- GIVEN TASK: Every line of the material is to be repeated exactly as it stands.

========

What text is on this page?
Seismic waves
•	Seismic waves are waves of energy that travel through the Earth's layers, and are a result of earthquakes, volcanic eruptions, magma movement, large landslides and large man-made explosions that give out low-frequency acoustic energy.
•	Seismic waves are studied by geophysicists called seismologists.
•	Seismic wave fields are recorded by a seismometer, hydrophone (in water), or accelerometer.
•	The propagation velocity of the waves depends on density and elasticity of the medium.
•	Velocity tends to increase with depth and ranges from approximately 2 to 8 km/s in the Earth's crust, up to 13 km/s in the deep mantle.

========

- WRITTEN SOLUTION:
What text is on this page?
Seismic waves
•	Seismic waves are waves of energy that travel through the Earth's layers, and are a result of earthquakes, volcanic eruptions, magma movement, large landslides and large man-made explosions that give out low-frequency acoustic energy.
•	Seismic waves are studied by geophysicists called seismologists.
•	Seismic wave fields are recorded by a seismometer, hydrophone (in water), or accelerometer.
•	The propagation velocity of the waves depends on density and elasticity of the medium.
•	Velocity tends to increase with depth and ranges from approximately 2 to 8 km/s in the Earth's crust, up to 13 km/s in the deep mantle.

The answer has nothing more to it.